**LISTING**
--- Begin ---
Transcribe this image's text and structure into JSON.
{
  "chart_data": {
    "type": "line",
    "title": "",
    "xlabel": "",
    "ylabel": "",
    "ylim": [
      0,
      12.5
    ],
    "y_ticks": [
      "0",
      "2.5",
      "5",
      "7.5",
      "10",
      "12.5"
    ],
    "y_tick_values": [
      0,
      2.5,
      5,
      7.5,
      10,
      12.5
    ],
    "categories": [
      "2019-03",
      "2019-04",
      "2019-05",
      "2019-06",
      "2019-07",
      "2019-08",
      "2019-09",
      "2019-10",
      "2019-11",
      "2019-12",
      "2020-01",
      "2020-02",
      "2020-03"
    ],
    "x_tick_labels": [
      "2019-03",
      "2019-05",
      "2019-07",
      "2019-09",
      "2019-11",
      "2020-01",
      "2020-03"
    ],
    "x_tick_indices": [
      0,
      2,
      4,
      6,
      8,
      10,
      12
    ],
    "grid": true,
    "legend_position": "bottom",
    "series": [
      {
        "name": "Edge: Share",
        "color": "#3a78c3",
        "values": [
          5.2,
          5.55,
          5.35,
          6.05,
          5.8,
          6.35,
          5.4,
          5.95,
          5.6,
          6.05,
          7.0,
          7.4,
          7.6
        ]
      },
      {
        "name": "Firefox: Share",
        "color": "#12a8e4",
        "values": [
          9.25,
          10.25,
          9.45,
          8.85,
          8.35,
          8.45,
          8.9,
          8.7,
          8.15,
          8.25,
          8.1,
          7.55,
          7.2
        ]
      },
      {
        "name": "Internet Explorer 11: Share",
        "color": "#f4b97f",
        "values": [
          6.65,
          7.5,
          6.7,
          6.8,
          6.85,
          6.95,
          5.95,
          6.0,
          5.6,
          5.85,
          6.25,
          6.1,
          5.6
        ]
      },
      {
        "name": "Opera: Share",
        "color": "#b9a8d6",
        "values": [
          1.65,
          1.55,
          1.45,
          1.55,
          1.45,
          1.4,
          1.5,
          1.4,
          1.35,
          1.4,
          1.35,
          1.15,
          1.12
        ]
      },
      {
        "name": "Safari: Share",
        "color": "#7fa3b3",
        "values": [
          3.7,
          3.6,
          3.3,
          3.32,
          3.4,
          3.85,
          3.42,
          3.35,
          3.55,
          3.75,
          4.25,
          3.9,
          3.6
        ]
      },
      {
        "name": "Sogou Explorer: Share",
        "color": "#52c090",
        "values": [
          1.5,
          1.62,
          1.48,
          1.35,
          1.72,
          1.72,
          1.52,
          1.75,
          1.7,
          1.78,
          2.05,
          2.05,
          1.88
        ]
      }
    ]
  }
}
--- End ---
**AIM**
Locate all lines in the listing above with the word "name". Copy them.

**COMPLETED EXERCISE**
        "name": "Edge: Share",
        "name": "Firefox: Share",
        "name": "Internet Explorer 11: Share",
        "name": "Opera: Share",
        "name": "Safari: Share",
        "name": "Sogou Explorer: Share",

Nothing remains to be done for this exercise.